_OBJECTIVE_: Write the data below out exactly as it stands. Do not include the pictures.
• • • •
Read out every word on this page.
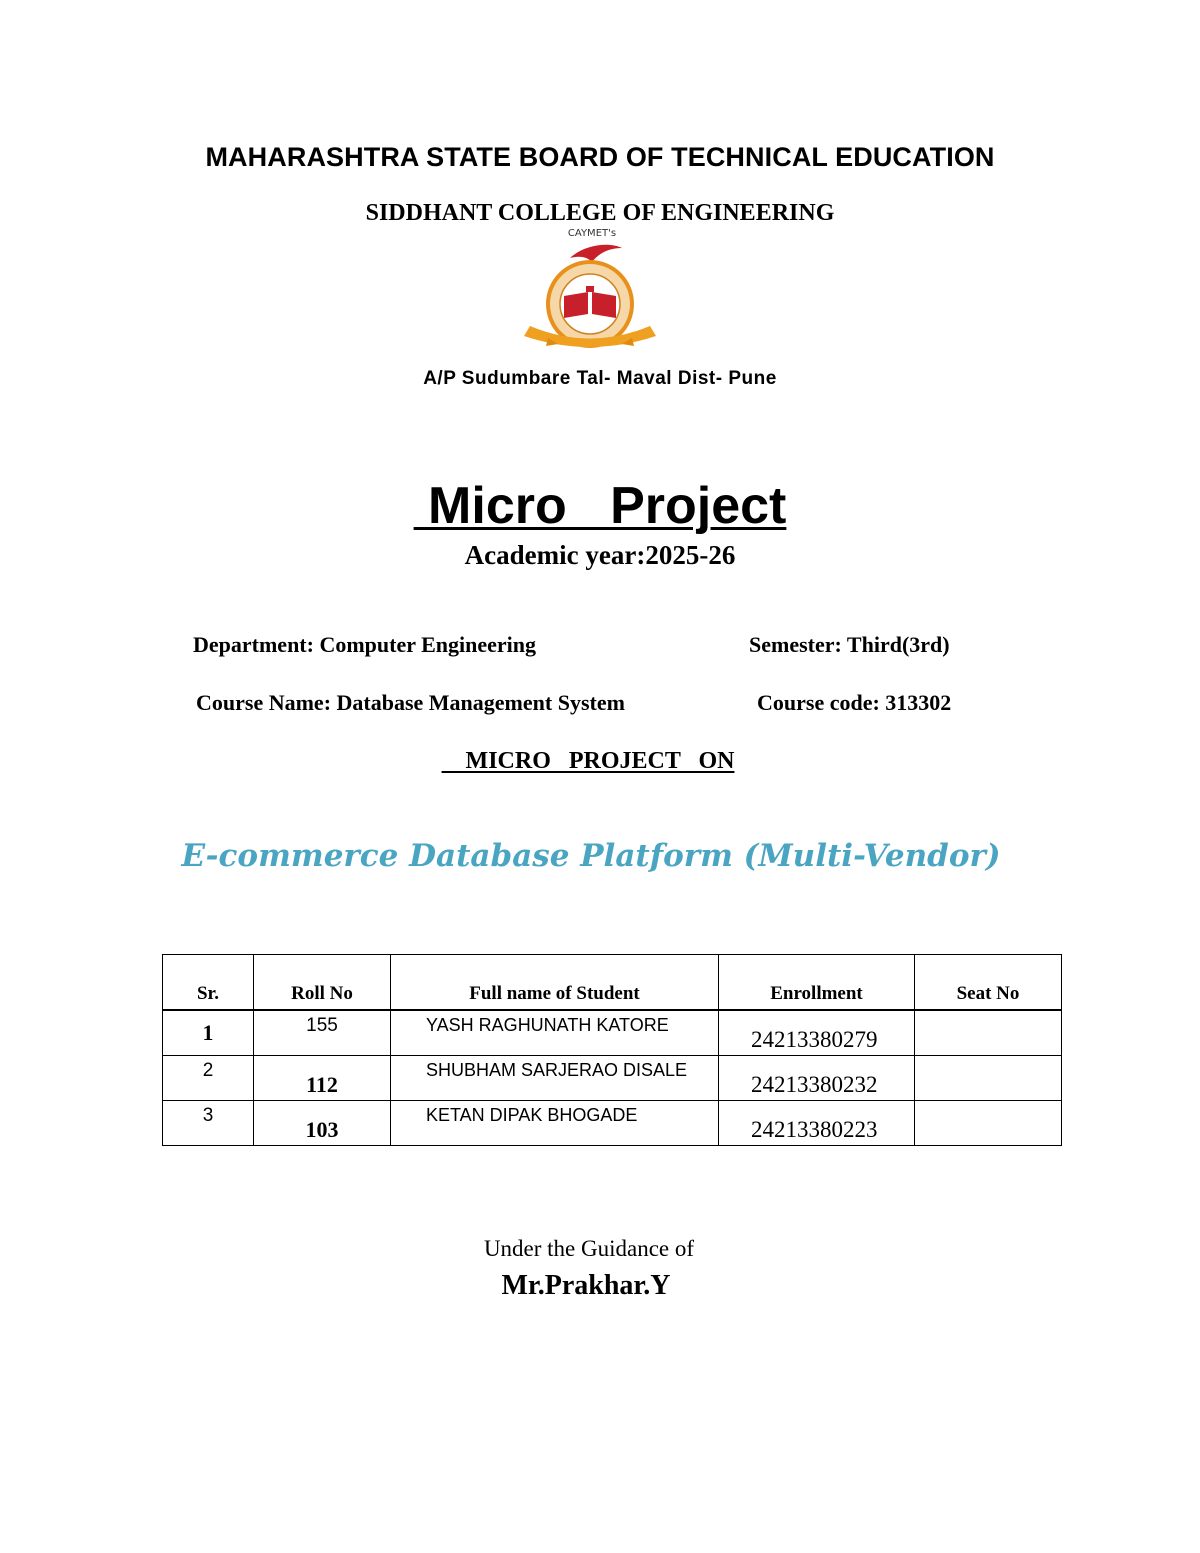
MAHARASHTRA STATE BOARD OF TECHNICAL EDUCATION
SIDDHANT COLLEGE OF ENGINEERING
CAYMET's
A/P Sudumbare Tal- Maval Dist- Pune
Micro   Project
Academic year:2025-26
Department: Computer Engineering	Semester: Third(3rd)
Course Name: Database Management System	Course code: 313302
MICRO   PROJECT   ON
E-commerce Database Platform (Multi-Vendor)
Sr.	Roll No	Full name of Student	Enrollment	Seat No
1	155	YASH RAGHUNATH KATORE	24213380279	
2	112	SHUBHAM SARJERAO DISALE	24213380232	
3	103	KETAN DIPAK BHOGADE	24213380223	
Under the Guidance of
Mr.Prakhar.Y
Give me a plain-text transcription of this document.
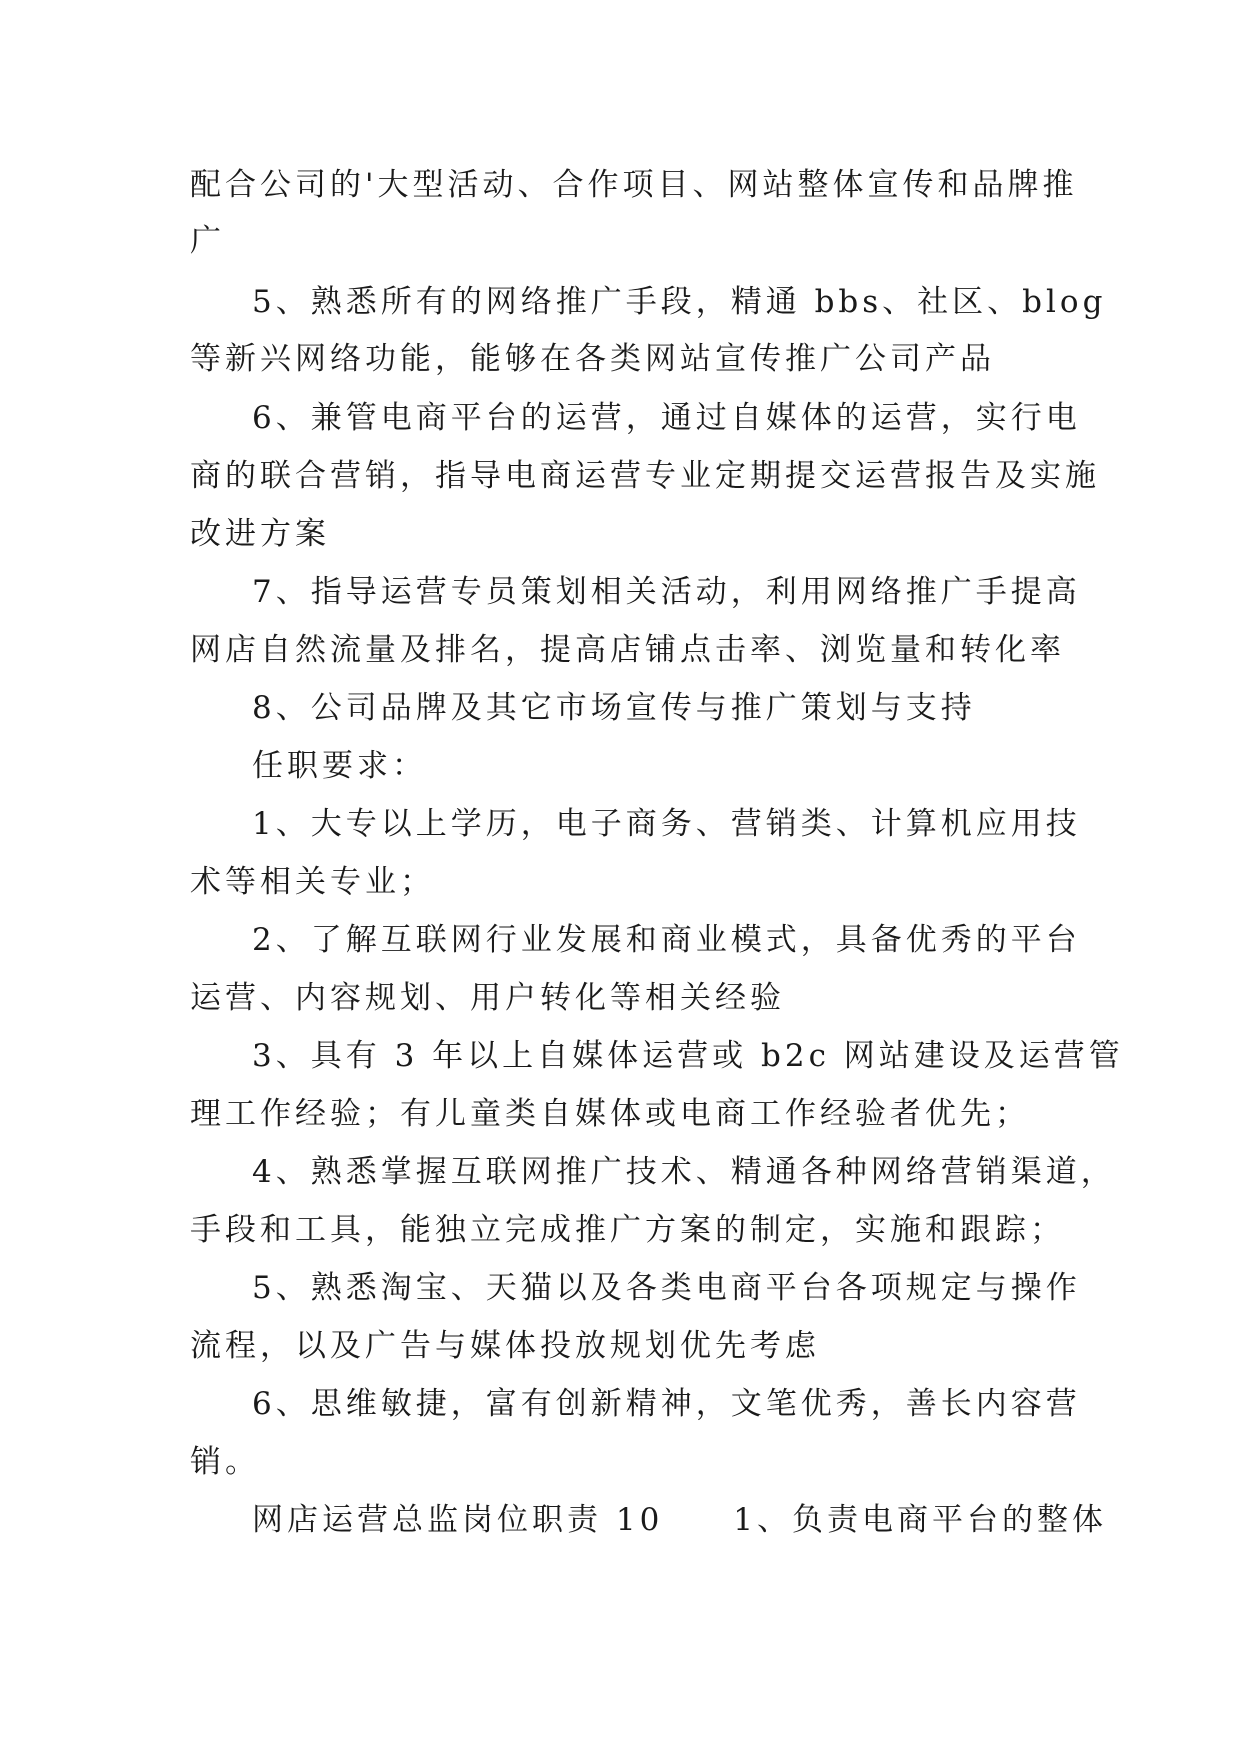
配合公司的'大型活动、合作项目、网站整体宣传和品牌推
广
5、熟悉所有的网络推广手段，精通 bbs、社区、blog
等新兴网络功能，能够在各类网站宣传推广公司产品
6、兼管电商平台的运营，通过自媒体的运营，实行电
商的联合营销，指导电商运营专业定期提交运营报告及实施
改进方案
7、指导运营专员策划相关活动，利用网络推广手提高
网店自然流量及排名，提高店铺点击率、浏览量和转化率
8、公司品牌及其它市场宣传与推广策划与支持
任职要求：
1、大专以上学历，电子商务、营销类、计算机应用技
术等相关专业；
2、了解互联网行业发展和商业模式，具备优秀的平台
运营、内容规划、用户转化等相关经验
3、具有 3 年以上自媒体运营或 b2c 网站建设及运营管
理工作经验；有儿童类自媒体或电商工作经验者优先；
4、熟悉掌握互联网推广技术、精通各种网络营销渠道，
手段和工具，能独立完成推广方案的制定，实施和跟踪；
5、熟悉淘宝、天猫以及各类电商平台各项规定与操作
流程，以及广告与媒体投放规划优先考虑
6、思维敏捷，富有创新精神，文笔优秀，善长内容营
销。
网店运营总监岗位职责 10　　1、负责电商平台的整体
• • • •
_RESULT OF THIS TASK_:
Read out every word on this page.
MAHARASHTRA STATE BOARD OF TECHNICAL EDUCATION
SIDDHANT COLLEGE OF ENGINEERING
CAYMET's
A/P Sudumbare Tal- Maval Dist- Pune
Micro   Project
Academic year:2025-26
Department: Computer Engineering	Semester: Third(3rd)
Course Name: Database Management System	Course code: 313302
MICRO   PROJECT   ON
E-commerce Database Platform (Multi-Vendor)
Sr.	Roll No	Full name of Student	Enrollment	Seat No
1	155	YASH RAGHUNATH KATORE	24213380279	
2	112	SHUBHAM SARJERAO DISALE	24213380232	
3	103	KETAN DIPAK BHOGADE	24213380223	
Under the Guidance of
Mr.Prakhar.Y
Give me a plain-text transcription of this document.
配合公司的'大型活动、合作项目、网站整体宣传和品牌推
广
5、熟悉所有的网络推广手段，精通 bbs、社区、blog
等新兴网络功能，能够在各类网站宣传推广公司产品
6、兼管电商平台的运营，通过自媒体的运营，实行电
商的联合营销，指导电商运营专业定期提交运营报告及实施
改进方案
7、指导运营专员策划相关活动，利用网络推广手提高
网店自然流量及排名，提高店铺点击率、浏览量和转化率
8、公司品牌及其它市场宣传与推广策划与支持
任职要求：
1、大专以上学历，电子商务、营销类、计算机应用技
术等相关专业；
2、了解互联网行业发展和商业模式，具备优秀的平台
运营、内容规划、用户转化等相关经验
3、具有 3 年以上自媒体运营或 b2c 网站建设及运营管
理工作经验；有儿童类自媒体或电商工作经验者优先；
4、熟悉掌握互联网推广技术、精通各种网络营销渠道，
手段和工具，能独立完成推广方案的制定，实施和跟踪；
5、熟悉淘宝、天猫以及各类电商平台各项规定与操作
流程，以及广告与媒体投放规划优先考虑
6、思维敏捷，富有创新精神，文笔优秀，善长内容营
销。
网店运营总监岗位职责 10　　1、负责电商平台的整体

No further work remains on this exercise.